Top of PAGE EXCERPT

May 18

2022

The rise of the radical right in WNY

The Buffalo area is home to a small but growing cadre of right wing extremists who are making inroads at both the grassroots and electoral level
Reporting, analysis and commentary
by Jim Heaney, editor of Investigative Post

Some people here are taking solace in the fact that the white supremacist who killed 10 people in Saturday’s supermarket massacre is from out of town. 

As if Western New York doesn’t have its own growing cadre of right-wing extremists.

I’ll start with a reminder of a story we did last June in which Investigative Post reported only one county in the entire country had more of its citizens arrested on charges related to the Jan. 6 assault on the U.S. Capitol than Erie County. 

Among those charged was an Amherst man who assaulted a Capitol Police officer, stealing his badge and radio, and a Cheektowaga man who damaged CNN camera equipment and invaded the Capitol building. They were among the 100 or so Western New Yorkers who traveled to Washington, D.C., to attend the rally headlined by Donald Trump that precipitated the attempted insurrection.

At the time, Heidi Jones, a Buffalo attorney who researches local right-wing activity, told Investigative Post: “There’s intertwined networks that have been recruiting and been active for many years. The COVID pandemic has given such an opportunity to recruit more people into it with the strongly divisive political environment that we’re in.”

Cloee Cooper, a research analyst with Political Research Associates, told Investigative Post: “Erie County is kind of a hotspot for militia and far-right groups and local elected officials have been privy to some of that, or endorsed it in the past.” 

Which brings us to the politicians. Let’s start with Tim Howard.


Related reading: Buffalo is Segregation City


Some 30 people died in the Erie County Holding Center during his tenure. That didn’t stop Howard from getting elected no fewer than four times, the third time just months after he spoke at a political rally featuring Confederate flags and attended by avowed white supremacists. One attendee, frequent local political candidate Ricky Donovan, carried a sign that stylized the first letters of “Senator Schumer” — as in U.S. Sen. Chuck Schumer, who is Jewish — in the font of the Nazi SS.

Bottom of PAGE EXCERPT
Top of DATA SUPPLIED

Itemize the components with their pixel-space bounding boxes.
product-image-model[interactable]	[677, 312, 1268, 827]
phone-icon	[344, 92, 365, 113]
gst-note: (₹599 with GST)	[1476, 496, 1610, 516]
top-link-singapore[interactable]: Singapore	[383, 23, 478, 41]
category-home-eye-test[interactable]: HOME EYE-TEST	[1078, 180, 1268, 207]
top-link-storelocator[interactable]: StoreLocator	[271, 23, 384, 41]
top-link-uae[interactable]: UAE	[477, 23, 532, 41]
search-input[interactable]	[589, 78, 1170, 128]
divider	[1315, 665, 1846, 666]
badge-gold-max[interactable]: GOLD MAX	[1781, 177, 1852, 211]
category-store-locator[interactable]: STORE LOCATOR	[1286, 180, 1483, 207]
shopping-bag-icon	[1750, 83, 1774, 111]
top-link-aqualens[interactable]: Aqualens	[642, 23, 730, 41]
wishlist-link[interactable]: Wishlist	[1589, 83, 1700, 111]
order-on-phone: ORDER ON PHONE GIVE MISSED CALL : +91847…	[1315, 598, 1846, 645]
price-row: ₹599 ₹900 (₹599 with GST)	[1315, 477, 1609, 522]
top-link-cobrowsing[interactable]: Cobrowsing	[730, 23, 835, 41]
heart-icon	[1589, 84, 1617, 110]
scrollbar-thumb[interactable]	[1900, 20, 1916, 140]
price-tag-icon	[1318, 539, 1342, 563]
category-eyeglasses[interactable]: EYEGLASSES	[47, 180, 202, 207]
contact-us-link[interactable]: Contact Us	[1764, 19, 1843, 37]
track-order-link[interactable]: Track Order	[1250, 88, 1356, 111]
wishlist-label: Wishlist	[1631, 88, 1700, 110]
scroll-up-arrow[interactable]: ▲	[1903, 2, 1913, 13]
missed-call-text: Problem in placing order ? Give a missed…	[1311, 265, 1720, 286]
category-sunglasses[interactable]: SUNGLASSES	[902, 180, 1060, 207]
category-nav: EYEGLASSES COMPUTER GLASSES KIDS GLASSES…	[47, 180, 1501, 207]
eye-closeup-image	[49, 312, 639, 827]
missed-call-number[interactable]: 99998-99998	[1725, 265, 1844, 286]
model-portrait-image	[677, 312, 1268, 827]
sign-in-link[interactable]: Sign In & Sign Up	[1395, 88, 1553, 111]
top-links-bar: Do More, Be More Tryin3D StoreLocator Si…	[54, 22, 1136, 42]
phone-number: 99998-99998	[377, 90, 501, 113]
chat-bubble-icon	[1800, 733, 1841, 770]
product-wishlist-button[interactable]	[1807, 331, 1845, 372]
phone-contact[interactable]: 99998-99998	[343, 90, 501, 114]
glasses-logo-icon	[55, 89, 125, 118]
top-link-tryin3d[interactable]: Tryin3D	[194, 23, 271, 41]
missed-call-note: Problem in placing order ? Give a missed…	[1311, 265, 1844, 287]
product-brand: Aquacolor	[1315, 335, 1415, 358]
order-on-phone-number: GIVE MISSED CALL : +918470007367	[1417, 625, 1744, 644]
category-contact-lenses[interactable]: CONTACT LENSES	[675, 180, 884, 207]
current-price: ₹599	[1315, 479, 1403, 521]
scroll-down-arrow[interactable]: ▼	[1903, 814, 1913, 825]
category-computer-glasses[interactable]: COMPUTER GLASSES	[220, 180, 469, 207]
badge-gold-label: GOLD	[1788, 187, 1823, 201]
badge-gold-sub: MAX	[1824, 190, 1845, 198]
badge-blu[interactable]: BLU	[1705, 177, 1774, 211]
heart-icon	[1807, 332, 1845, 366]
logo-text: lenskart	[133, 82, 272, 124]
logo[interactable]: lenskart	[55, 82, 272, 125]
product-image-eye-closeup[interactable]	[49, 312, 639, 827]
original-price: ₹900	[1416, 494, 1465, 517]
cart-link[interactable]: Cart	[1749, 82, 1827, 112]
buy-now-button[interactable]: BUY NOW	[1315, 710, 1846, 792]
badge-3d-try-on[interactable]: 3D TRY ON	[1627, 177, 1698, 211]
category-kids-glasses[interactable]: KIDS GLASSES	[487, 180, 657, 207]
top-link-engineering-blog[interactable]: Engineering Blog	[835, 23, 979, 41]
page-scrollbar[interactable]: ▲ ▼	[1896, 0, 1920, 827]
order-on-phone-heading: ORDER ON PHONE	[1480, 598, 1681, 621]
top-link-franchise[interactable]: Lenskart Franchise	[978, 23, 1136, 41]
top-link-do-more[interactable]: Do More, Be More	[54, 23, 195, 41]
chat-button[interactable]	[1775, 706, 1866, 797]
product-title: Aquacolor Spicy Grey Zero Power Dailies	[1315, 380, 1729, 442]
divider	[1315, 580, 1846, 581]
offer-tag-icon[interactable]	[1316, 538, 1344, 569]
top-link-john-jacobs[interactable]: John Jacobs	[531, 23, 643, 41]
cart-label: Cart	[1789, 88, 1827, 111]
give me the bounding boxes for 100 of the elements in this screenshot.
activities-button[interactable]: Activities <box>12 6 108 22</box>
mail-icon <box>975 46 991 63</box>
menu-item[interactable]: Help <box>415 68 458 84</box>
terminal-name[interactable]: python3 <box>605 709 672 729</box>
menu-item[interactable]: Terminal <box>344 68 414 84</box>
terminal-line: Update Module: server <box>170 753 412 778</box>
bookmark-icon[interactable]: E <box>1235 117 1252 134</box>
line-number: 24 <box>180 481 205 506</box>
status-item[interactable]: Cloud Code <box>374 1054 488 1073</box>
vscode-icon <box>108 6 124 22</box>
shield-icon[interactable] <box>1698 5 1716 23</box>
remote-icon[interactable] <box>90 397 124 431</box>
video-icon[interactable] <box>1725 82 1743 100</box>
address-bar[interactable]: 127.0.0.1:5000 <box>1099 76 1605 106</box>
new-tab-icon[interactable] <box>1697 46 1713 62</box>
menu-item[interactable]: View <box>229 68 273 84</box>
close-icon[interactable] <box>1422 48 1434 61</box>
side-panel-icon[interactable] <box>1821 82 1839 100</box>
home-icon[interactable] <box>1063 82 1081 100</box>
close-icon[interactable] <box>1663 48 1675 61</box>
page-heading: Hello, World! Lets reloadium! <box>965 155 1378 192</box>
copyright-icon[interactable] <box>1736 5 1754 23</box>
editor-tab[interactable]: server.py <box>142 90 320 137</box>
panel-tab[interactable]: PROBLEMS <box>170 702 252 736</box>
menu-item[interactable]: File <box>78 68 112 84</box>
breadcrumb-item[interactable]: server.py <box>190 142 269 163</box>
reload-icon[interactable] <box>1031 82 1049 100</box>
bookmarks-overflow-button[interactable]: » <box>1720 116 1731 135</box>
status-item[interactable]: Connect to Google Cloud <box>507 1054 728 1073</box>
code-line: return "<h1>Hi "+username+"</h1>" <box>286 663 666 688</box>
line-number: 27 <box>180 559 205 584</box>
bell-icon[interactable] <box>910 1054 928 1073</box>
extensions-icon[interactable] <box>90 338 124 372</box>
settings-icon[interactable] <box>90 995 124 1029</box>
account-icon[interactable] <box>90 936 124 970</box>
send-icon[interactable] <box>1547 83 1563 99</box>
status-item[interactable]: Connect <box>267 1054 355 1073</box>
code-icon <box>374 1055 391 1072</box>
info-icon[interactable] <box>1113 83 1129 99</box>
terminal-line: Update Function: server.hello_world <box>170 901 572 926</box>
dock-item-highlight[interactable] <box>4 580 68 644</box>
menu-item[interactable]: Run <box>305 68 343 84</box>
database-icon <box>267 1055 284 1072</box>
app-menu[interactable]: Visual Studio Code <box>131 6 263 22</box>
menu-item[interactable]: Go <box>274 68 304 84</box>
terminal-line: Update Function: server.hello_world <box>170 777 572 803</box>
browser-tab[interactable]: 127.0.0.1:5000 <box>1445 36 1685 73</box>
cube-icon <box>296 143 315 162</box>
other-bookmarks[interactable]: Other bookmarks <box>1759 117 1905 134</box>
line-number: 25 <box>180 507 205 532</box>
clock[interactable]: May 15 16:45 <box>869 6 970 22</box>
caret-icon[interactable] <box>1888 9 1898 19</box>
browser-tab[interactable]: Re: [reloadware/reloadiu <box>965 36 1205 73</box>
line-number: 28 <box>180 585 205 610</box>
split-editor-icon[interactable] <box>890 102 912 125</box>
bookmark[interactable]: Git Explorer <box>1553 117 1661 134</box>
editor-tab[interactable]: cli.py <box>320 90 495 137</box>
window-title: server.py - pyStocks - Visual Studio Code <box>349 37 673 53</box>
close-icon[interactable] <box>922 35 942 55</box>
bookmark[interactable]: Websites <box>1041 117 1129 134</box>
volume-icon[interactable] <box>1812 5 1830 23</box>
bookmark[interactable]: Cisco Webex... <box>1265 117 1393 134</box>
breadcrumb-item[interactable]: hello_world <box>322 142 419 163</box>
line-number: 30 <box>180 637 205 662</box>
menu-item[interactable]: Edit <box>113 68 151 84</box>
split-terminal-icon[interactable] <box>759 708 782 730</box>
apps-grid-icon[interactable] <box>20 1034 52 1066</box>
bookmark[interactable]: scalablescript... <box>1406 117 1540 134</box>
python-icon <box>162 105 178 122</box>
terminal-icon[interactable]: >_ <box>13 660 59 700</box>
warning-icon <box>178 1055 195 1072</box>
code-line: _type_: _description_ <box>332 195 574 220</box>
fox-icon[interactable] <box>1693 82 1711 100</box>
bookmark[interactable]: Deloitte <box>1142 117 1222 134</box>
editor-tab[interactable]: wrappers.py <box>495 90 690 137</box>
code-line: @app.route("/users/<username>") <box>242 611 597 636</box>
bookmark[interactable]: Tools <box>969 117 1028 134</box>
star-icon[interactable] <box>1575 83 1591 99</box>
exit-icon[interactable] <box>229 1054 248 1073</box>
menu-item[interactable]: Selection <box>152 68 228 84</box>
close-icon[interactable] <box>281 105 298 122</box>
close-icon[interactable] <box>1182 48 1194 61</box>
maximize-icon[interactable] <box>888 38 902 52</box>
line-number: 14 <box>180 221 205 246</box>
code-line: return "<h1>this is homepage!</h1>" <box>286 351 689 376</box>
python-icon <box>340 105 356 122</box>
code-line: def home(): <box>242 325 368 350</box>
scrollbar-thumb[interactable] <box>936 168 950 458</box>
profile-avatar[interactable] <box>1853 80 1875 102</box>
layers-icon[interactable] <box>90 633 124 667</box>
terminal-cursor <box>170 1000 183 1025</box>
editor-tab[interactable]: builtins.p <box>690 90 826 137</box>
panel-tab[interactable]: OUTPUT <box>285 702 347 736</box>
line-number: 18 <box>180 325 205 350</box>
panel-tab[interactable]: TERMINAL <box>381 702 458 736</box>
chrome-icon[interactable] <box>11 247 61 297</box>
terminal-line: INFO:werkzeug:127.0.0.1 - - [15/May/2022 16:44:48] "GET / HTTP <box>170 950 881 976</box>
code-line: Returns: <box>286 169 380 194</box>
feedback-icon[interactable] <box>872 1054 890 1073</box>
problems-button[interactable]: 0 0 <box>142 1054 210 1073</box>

Bottom of DATA SUPPLIED

(TASK INSTRUCTIONS)
Quote the part of the article on right-wing extremism in Western New York starting at "The rise of" and ending at "than Erie County.". The listing was taken from a different source than the article.

(RESULT OF THE TASK)
The rise of the radical right in WNY

The Buffalo area is home to a small but growing cadre of right wing extremists who are making inroads at both the grassroots and electoral level
Reporting, analysis and commentary
by Jim Heaney, editor of Investigative Post

Some people here are taking solace in the fact that the white supremacist who killed 10 people in Saturday’s supermarket massacre is from out of town. 

As if Western New York doesn’t have its own growing cadre of right-wing extremists.

I’ll start with a reminder of a story we did last June in which Investigative Post reported only one county in the entire country had more of its citizens arrested on charges related to the Jan. 6 assault on the U.S. Capitol than Erie County.